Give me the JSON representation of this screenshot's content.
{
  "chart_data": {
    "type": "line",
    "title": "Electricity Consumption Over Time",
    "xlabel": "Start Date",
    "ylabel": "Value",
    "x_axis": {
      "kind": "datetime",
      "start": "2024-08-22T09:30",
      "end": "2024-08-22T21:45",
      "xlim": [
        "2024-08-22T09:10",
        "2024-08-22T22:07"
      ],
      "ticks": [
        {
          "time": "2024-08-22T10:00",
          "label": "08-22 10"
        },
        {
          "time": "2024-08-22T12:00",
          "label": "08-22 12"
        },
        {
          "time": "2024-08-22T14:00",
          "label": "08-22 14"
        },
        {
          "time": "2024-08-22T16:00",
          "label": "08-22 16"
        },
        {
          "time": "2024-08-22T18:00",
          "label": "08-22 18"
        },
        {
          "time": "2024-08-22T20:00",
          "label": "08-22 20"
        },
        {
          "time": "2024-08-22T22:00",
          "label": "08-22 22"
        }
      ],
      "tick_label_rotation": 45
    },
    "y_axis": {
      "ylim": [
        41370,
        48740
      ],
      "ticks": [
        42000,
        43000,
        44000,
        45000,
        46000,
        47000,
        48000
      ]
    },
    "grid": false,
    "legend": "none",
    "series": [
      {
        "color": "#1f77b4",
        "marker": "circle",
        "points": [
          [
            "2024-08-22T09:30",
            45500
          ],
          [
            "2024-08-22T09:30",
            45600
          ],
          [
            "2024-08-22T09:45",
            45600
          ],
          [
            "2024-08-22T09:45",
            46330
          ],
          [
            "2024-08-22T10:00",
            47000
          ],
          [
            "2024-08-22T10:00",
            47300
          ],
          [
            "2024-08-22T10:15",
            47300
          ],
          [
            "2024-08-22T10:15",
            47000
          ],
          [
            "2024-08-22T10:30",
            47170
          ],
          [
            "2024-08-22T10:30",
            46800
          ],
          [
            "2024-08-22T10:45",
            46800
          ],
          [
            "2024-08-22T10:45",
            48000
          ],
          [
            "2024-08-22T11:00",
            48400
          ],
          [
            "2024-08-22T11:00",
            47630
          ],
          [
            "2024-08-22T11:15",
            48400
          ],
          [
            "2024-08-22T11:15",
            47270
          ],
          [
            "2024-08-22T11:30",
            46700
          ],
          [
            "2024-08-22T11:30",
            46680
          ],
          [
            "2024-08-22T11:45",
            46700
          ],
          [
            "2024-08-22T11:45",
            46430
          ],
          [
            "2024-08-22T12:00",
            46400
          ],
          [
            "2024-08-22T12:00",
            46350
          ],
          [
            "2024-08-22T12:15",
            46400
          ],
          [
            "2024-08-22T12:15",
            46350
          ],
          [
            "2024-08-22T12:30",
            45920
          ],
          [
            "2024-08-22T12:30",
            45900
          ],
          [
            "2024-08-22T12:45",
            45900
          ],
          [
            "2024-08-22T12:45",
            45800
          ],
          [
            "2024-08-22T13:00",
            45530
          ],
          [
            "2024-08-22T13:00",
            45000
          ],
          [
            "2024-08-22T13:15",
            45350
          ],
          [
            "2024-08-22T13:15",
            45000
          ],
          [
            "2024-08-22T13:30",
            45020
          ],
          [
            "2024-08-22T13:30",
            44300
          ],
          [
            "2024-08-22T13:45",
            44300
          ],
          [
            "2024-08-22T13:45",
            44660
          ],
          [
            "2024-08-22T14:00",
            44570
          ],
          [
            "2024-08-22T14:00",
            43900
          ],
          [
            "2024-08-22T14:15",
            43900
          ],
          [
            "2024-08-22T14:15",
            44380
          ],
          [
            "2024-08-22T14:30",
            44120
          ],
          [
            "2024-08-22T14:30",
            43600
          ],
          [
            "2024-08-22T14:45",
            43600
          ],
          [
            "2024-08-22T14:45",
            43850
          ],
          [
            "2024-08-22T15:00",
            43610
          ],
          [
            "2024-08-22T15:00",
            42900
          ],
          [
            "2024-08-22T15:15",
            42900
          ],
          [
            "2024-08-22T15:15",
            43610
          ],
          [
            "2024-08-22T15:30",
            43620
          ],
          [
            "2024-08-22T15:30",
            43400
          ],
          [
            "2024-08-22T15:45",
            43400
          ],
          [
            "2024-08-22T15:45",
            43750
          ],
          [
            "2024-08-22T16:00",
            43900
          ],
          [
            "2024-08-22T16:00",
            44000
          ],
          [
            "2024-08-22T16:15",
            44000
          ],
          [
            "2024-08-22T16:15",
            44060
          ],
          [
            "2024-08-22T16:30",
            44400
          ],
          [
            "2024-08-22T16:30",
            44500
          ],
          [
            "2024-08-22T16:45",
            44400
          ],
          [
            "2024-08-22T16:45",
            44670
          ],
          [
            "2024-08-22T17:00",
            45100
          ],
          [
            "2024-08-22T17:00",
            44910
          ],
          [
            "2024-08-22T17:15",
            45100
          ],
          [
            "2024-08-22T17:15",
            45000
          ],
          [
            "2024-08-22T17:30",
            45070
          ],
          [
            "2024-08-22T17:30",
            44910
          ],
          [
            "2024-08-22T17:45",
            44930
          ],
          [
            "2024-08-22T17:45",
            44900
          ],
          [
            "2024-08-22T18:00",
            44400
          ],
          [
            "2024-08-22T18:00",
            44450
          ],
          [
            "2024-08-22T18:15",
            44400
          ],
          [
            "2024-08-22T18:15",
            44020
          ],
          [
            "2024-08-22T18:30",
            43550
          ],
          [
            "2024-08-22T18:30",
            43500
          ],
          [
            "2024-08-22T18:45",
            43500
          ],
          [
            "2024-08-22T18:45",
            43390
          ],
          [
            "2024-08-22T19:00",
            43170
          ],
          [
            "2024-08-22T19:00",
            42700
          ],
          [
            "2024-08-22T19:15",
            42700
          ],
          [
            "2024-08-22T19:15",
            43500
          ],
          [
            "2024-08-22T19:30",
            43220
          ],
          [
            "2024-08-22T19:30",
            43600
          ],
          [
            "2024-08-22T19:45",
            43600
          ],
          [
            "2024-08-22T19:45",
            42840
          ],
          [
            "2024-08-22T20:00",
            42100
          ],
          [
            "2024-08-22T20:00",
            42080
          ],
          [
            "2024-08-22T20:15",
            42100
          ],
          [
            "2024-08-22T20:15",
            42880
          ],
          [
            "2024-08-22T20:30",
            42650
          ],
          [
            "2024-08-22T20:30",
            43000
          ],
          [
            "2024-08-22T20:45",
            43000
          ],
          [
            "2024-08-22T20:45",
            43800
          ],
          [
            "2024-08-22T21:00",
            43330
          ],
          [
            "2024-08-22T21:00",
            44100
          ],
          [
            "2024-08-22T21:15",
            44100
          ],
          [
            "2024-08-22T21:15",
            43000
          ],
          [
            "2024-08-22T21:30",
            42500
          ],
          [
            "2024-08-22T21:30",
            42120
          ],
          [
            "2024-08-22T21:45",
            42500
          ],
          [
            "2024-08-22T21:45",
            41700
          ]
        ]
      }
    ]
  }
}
--*--
● The task: Write out every entry verbatim.

● Task solution:
Give me the JSON representation of this screenshot's content.
{
  "chart_data": {
    "type": "line",
    "title": "Electricity Consumption Over Time",
    "xlabel": "Start Date",
    "ylabel": "Value",
    "x_axis": {
      "kind": "datetime",
      "start": "2024-08-22T09:30",
      "end": "2024-08-22T21:45",
      "xlim": [
        "2024-08-22T09:10",
        "2024-08-22T22:07"
      ],
      "ticks": [
        {
          "time": "2024-08-22T10:00",
          "label": "08-22 10"
        },
        {
          "time": "2024-08-22T12:00",
          "label": "08-22 12"
        },
        {
          "time": "2024-08-22T14:00",
          "label": "08-22 14"
        },
        {
          "time": "2024-08-22T16:00",
          "label": "08-22 16"
        },
        {
          "time": "2024-08-22T18:00",
          "label": "08-22 18"
        },
        {
          "time": "2024-08-22T20:00",
          "label": "08-22 20"
        },
        {
          "time": "2024-08-22T22:00",
          "label": "08-22 22"
        }
      ],
      "tick_label_rotation": 45
    },
    "y_axis": {
      "ylim": [
        41370,
        48740
      ],
      "ticks": [
        42000,
        43000,
        44000,
        45000,
        46000,
        47000,
        48000
      ]
    },
    "grid": false,
    "legend": "none",
    "series": [
      {
        "color": "#1f77b4",
        "marker": "circle",
        "points": [
          [
            "2024-08-22T09:30",
            45500
          ],
          [
            "2024-08-22T09:30",
            45600
          ],
          [
            "2024-08-22T09:45",
            45600
          ],
          [
            "2024-08-22T09:45",
            46330
          ],
          [
            "2024-08-22T10:00",
            47000
          ],
          [
            "2024-08-22T10:00",
            47300
          ],
          [
            "2024-08-22T10:15",
            47300
          ],
          [
            "2024-08-22T10:15",
            47000
          ],
          [
            "2024-08-22T10:30",
            47170
          ],
          [
            "2024-08-22T10:30",
            46800
          ],
          [
            "2024-08-22T10:45",
            46800
          ],
          [
            "2024-08-22T10:45",
            48000
          ],
          [
            "2024-08-22T11:00",
            48400
          ],
          [
            "2024-08-22T11:00",
            47630
          ],
          [
            "2024-08-22T11:15",
            48400
          ],
          [
            "2024-08-22T11:15",
            47270
          ],
          [
            "2024-08-22T11:30",
            46700
          ],
          [
            "2024-08-22T11:30",
            46680
          ],
          [
            "2024-08-22T11:45",
            46700
          ],
          [
            "2024-08-22T11:45",
            46430
          ],
          [
            "2024-08-22T12:00",
            46400
          ],
          [
            "2024-08-22T12:00",
            46350
          ],
          [
            "2024-08-22T12:15",
            46400
          ],
          [
            "2024-08-22T12:15",
            46350
          ],
          [
            "2024-08-22T12:30",
            45920
          ],
          [
            "2024-08-22T12:30",
            45900
          ],
          [
            "2024-08-22T12:45",
            45900
          ],
          [
            "2024-08-22T12:45",
            45800
          ],
          [
            "2024-08-22T13:00",
            45530
          ],
          [
            "2024-08-22T13:00",
            45000
          ],
          [
            "2024-08-22T13:15",
            45350
          ],
          [
            "2024-08-22T13:15",
            45000
          ],
          [
            "2024-08-22T13:30",
            45020
          ],
          [
            "2024-08-22T13:30",
            44300
          ],
          [
            "2024-08-22T13:45",
            44300
          ],
          [
            "2024-08-22T13:45",
            44660
          ],
          [
            "2024-08-22T14:00",
            44570
          ],
          [
            "2024-08-22T14:00",
            43900
          ],
          [
            "2024-08-22T14:15",
            43900
          ],
          [
            "2024-08-22T14:15",
            44380
          ],
          [
            "2024-08-22T14:30",
            44120
          ],
          [
            "2024-08-22T14:30",
            43600
          ],
          [
            "2024-08-22T14:45",
            43600
          ],
          [
            "2024-08-22T14:45",
            43850
          ],
          [
            "2024-08-22T15:00",
            43610
          ],
          [
            "2024-08-22T15:00",
            42900
          ],
          [
            "2024-08-22T15:15",
            42900
          ],
          [
            "2024-08-22T15:15",
            43610
          ],
          [
            "2024-08-22T15:30",
            43620
          ],
          [
            "2024-08-22T15:30",
            43400
          ],
          [
            "2024-08-22T15:45",
            43400
          ],
          [
            "2024-08-22T15:45",
            43750
          ],
          [
            "2024-08-22T16:00",
            43900
          ],
          [
            "2024-08-22T16:00",
            44000
          ],
          [
            "2024-08-22T16:15",
            44000
          ],
          [
            "2024-08-22T16:15",
            44060
          ],
          [
            "2024-08-22T16:30",
            44400
          ],
          [
            "2024-08-22T16:30",
            44500
          ],
          [
            "2024-08-22T16:45",
            44400
          ],
          [
            "2024-08-22T16:45",
            44670
          ],
          [
            "2024-08-22T17:00",
            45100
          ],
          [
            "2024-08-22T17:00",
            44910
          ],
          [
            "2024-08-22T17:15",
            45100
          ],
          [
            "2024-08-22T17:15",
            45000
          ],
          [
            "2024-08-22T17:30",
            45070
          ],
          [
            "2024-08-22T17:30",
            44910
          ],
          [
            "2024-08-22T17:45",
            44930
          ],
          [
            "2024-08-22T17:45",
            44900
          ],
          [
            "2024-08-22T18:00",
            44400
          ],
          [
            "2024-08-22T18:00",
            44450
          ],
          [
            "2024-08-22T18:15",
            44400
          ],
          [
            "2024-08-22T18:15",
            44020
          ],
          [
            "2024-08-22T18:30",
            43550
          ],
          [
            "2024-08-22T18:30",
            43500
          ],
          [
            "2024-08-22T18:45",
            43500
          ],
          [
            "2024-08-22T18:45",
            43390
          ],
          [
            "2024-08-22T19:00",
            43170
          ],
          [
            "2024-08-22T19:00",
            42700
          ],
          [
            "2024-08-22T19:15",
            42700
          ],
          [
            "2024-08-22T19:15",
            43500
          ],
          [
            "2024-08-22T19:30",
            43220
          ],
          [
            "2024-08-22T19:30",
            43600
          ],
          [
            "2024-08-22T19:45",
            43600
          ],
          [
            "2024-08-22T19:45",
            42840
          ],
          [
            "2024-08-22T20:00",
            42100
          ],
          [
            "2024-08-22T20:00",
            42080
          ],
          [
            "2024-08-22T20:15",
            42100
          ],
          [
            "2024-08-22T20:15",
            42880
          ],
          [
            "2024-08-22T20:30",
            42650
          ],
          [
            "2024-08-22T20:30",
            43000
          ],
          [
            "2024-08-22T20:45",
            43000
          ],
          [
            "2024-08-22T20:45",
            43800
          ],
          [
            "2024-08-22T21:00",
            43330
          ],
          [
            "2024-08-22T21:00",
            44100
          ],
          [
            "2024-08-22T21:15",
            44100
          ],
          [
            "2024-08-22T21:15",
            43000
          ],
          [
            "2024-08-22T21:30",
            42500
          ],
          [
            "2024-08-22T21:30",
            42120
          ],
          [
            "2024-08-22T21:45",
            42500
          ],
          [
            "2024-08-22T21:45",
            41700
          ]
        ]
      }
    ]
  }
}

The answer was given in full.